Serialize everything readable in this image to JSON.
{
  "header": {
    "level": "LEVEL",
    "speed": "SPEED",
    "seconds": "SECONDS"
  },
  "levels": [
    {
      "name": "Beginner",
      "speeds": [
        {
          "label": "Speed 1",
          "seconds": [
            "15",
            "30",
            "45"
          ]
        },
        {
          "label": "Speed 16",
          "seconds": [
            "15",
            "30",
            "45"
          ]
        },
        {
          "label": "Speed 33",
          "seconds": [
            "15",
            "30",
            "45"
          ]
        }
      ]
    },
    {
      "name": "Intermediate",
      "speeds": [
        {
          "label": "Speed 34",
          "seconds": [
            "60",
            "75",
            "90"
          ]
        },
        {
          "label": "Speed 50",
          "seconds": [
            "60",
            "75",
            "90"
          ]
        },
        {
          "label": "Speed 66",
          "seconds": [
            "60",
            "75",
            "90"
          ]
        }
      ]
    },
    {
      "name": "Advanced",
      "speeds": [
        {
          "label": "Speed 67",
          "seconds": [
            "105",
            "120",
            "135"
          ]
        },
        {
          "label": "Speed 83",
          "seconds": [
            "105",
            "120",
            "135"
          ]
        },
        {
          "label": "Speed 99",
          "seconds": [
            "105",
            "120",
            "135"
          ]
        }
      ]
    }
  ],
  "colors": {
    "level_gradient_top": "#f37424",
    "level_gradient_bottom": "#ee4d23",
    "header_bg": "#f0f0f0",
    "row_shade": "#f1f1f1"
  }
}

--

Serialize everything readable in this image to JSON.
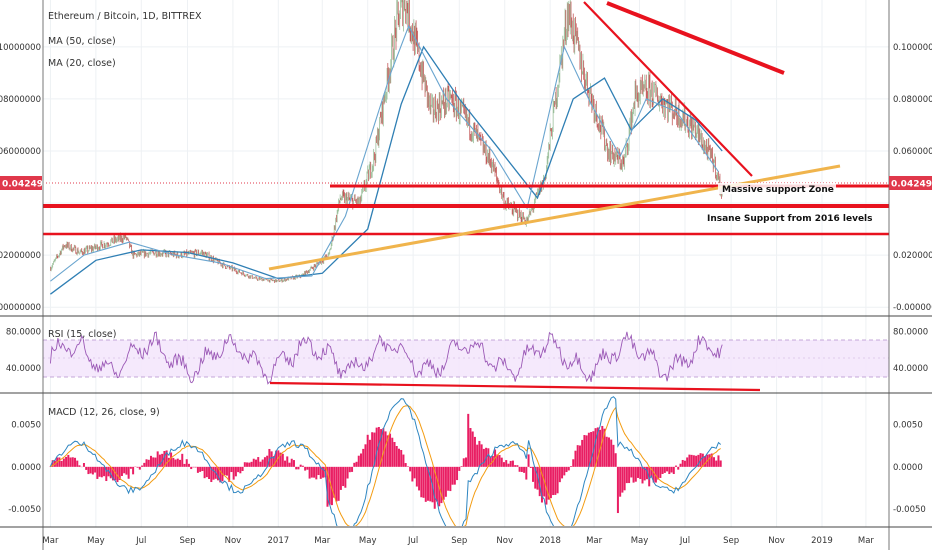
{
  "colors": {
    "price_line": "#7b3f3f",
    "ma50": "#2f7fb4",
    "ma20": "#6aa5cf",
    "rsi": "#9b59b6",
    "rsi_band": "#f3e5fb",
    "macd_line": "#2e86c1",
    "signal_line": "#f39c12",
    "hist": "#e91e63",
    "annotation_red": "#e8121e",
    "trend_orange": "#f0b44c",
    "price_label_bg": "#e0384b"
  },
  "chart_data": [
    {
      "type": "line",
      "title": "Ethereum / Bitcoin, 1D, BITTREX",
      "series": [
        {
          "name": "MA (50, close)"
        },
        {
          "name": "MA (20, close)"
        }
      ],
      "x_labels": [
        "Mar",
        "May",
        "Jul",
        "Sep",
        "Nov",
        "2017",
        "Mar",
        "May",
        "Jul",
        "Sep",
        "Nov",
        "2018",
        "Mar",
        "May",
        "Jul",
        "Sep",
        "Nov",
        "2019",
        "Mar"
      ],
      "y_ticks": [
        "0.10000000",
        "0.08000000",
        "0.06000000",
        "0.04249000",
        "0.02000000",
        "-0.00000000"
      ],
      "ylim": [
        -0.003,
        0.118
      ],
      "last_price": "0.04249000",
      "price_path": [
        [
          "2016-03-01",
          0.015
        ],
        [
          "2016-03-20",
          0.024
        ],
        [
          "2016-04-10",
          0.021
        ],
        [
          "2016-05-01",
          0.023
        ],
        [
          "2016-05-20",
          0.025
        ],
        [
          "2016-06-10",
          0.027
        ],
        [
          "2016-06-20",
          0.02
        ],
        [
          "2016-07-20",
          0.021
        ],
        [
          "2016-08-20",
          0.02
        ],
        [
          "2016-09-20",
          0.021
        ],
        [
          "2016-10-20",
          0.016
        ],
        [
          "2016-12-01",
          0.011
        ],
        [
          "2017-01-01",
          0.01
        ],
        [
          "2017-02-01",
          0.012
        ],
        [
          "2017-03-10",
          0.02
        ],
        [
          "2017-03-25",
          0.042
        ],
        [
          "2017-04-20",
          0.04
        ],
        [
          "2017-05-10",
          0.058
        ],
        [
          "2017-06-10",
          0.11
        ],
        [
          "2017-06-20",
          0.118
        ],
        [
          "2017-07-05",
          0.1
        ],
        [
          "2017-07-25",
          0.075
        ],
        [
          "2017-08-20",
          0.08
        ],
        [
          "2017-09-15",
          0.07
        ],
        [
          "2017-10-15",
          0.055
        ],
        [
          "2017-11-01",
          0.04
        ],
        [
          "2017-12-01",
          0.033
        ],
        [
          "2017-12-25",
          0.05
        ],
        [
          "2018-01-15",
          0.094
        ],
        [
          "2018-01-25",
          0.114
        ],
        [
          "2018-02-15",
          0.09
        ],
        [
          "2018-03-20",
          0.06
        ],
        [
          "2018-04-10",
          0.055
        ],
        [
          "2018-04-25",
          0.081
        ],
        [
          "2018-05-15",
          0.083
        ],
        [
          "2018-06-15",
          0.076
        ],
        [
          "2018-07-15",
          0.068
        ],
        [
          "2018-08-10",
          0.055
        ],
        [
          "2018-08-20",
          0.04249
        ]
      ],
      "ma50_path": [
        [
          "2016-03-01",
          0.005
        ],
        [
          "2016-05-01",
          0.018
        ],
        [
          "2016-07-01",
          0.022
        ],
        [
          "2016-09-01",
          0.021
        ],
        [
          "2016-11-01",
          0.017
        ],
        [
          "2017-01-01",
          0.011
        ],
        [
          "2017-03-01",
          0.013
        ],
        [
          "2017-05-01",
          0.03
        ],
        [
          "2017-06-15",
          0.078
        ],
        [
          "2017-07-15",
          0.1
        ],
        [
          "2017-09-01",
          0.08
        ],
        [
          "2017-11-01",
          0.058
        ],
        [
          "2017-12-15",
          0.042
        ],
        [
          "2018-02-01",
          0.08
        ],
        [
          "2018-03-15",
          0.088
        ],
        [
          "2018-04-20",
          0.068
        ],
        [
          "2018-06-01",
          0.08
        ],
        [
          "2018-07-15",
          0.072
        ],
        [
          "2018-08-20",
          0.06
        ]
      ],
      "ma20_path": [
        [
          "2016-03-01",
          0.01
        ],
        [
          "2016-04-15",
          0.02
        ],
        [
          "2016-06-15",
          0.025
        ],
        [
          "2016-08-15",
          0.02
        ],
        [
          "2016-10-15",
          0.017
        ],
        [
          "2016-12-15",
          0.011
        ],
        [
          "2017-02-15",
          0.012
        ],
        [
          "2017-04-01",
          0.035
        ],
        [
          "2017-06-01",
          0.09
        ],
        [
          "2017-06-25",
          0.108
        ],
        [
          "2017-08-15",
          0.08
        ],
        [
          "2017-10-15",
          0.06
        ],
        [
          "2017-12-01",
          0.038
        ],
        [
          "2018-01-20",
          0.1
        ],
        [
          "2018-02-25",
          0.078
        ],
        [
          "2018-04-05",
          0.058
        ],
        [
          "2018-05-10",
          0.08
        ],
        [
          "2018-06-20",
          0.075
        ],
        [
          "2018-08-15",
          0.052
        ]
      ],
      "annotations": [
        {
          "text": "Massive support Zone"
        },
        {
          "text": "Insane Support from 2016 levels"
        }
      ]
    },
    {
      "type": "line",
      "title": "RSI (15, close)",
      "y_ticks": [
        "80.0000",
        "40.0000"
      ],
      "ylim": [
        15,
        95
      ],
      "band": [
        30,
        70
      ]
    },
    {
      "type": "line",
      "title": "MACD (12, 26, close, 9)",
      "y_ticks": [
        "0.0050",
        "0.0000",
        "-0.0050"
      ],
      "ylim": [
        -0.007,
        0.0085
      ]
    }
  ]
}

# Prompt
Copy out each line of the listing that holds "levels".

# Solution to this task
  "levels": [
          "text": "Insane Support from 2016 levels"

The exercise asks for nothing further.